Brief>
Gather every line that includes the word "JSON", please.

- - - -

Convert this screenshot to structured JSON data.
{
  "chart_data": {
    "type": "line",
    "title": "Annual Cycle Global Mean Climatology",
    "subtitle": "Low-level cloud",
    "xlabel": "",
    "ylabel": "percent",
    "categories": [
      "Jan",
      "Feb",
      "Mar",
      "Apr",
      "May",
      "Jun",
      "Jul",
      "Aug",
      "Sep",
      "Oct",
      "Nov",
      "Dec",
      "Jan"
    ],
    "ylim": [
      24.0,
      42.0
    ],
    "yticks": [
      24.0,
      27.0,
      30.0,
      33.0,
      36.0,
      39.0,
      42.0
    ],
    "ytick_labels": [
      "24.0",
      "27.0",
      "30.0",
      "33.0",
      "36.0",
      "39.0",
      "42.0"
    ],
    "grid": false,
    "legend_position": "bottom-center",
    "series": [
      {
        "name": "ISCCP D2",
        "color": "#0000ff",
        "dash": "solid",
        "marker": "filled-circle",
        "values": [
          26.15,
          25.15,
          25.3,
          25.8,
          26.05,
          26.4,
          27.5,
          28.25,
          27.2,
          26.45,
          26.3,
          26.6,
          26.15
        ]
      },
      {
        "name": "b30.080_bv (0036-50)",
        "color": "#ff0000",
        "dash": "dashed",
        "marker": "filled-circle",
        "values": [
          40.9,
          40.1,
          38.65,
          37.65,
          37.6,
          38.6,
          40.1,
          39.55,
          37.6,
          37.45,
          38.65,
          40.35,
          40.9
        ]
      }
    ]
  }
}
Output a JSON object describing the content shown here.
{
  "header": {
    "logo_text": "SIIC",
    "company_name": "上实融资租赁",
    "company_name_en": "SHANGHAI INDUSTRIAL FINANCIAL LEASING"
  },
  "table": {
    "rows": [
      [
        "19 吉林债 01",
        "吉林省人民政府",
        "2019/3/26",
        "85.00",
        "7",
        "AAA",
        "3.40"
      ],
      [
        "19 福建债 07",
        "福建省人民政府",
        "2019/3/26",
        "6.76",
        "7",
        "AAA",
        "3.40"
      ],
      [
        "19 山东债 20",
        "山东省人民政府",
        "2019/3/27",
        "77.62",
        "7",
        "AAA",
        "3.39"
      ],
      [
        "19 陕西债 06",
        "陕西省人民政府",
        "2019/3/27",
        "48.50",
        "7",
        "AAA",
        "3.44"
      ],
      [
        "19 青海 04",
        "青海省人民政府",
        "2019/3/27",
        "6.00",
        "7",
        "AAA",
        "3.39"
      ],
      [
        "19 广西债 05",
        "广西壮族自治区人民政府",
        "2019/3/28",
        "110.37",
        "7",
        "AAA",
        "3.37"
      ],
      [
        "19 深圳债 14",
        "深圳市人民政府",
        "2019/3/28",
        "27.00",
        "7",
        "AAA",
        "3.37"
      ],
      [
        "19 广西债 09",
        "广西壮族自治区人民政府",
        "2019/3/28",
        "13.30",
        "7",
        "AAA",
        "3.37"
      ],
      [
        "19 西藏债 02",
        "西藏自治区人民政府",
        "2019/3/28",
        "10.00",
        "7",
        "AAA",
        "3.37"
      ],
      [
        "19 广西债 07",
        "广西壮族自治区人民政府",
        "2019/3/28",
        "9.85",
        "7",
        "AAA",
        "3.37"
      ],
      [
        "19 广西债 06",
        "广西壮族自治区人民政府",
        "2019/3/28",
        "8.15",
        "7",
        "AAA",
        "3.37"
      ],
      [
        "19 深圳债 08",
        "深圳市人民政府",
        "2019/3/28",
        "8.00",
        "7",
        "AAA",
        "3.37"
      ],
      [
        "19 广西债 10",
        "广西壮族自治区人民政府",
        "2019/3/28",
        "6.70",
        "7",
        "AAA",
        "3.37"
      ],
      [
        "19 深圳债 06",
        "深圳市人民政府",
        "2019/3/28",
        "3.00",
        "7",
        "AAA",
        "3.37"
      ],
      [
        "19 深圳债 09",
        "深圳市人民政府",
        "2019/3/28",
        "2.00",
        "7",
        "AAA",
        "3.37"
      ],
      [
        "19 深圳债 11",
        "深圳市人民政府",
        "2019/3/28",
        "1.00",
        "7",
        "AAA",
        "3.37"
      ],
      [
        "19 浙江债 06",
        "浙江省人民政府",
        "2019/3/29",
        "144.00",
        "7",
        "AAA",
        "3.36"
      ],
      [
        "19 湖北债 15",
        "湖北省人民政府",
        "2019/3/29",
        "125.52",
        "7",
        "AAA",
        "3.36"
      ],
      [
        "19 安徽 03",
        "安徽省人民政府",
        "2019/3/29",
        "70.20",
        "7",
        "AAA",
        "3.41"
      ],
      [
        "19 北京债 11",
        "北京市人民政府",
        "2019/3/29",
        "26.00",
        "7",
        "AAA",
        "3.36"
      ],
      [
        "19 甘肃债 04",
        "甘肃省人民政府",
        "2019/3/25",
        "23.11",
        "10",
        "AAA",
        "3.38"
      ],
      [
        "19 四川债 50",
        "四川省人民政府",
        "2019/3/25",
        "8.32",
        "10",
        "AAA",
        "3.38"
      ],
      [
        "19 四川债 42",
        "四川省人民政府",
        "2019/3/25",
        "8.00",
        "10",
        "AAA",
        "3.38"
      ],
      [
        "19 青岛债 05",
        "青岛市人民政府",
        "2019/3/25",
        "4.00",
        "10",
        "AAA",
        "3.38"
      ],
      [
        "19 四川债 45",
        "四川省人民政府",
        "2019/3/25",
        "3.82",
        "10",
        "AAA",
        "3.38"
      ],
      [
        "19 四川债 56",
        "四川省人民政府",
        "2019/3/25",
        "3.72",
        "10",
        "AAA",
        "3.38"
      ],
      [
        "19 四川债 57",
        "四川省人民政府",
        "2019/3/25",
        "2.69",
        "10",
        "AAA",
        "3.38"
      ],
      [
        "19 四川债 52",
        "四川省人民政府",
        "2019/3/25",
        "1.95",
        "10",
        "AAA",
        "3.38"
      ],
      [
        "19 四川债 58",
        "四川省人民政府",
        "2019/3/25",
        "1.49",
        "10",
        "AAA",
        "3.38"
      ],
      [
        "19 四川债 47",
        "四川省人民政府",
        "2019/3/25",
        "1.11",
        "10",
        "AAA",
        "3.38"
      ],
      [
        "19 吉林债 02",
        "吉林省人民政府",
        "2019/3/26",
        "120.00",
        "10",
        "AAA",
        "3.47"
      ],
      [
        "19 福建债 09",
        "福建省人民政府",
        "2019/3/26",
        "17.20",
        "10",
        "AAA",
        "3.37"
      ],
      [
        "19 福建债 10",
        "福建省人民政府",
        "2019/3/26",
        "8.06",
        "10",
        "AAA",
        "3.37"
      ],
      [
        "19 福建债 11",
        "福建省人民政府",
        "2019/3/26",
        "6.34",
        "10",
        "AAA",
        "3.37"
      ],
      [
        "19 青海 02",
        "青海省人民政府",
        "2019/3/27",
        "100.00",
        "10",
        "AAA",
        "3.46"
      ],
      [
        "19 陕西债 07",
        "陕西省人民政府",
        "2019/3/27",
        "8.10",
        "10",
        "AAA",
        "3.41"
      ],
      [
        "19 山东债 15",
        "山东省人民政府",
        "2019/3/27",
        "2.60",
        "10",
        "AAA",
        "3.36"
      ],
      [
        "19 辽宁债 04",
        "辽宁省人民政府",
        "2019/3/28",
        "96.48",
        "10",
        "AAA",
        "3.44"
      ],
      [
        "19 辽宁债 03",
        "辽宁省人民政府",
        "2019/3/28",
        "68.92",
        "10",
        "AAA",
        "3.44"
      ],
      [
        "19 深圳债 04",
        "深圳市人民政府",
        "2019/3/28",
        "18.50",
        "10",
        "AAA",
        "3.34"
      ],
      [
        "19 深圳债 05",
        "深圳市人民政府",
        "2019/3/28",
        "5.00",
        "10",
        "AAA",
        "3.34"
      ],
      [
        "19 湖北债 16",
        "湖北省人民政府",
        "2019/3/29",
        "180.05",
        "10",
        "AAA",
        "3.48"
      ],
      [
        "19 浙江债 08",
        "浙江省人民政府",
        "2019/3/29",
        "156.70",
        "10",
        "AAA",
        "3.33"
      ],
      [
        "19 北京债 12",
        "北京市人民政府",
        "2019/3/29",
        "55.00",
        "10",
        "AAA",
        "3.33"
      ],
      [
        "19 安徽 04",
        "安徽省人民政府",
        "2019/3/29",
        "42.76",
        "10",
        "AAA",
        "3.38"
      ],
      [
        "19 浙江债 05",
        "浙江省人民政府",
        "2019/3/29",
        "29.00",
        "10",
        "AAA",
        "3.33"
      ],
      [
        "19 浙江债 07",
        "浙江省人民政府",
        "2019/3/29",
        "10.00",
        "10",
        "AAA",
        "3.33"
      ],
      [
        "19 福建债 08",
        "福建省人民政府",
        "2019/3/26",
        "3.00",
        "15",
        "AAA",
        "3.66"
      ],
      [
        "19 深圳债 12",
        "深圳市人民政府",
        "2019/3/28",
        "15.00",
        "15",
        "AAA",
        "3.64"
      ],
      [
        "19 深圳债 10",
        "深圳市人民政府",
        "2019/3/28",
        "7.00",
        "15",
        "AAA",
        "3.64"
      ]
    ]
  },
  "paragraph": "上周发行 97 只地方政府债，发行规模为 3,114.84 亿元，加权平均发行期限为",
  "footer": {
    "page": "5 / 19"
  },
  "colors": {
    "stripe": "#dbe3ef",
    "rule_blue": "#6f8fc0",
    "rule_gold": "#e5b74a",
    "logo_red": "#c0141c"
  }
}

- - - -

Final result>
Convert this screenshot to structured JSON data.
Output a JSON object describing the content shown here.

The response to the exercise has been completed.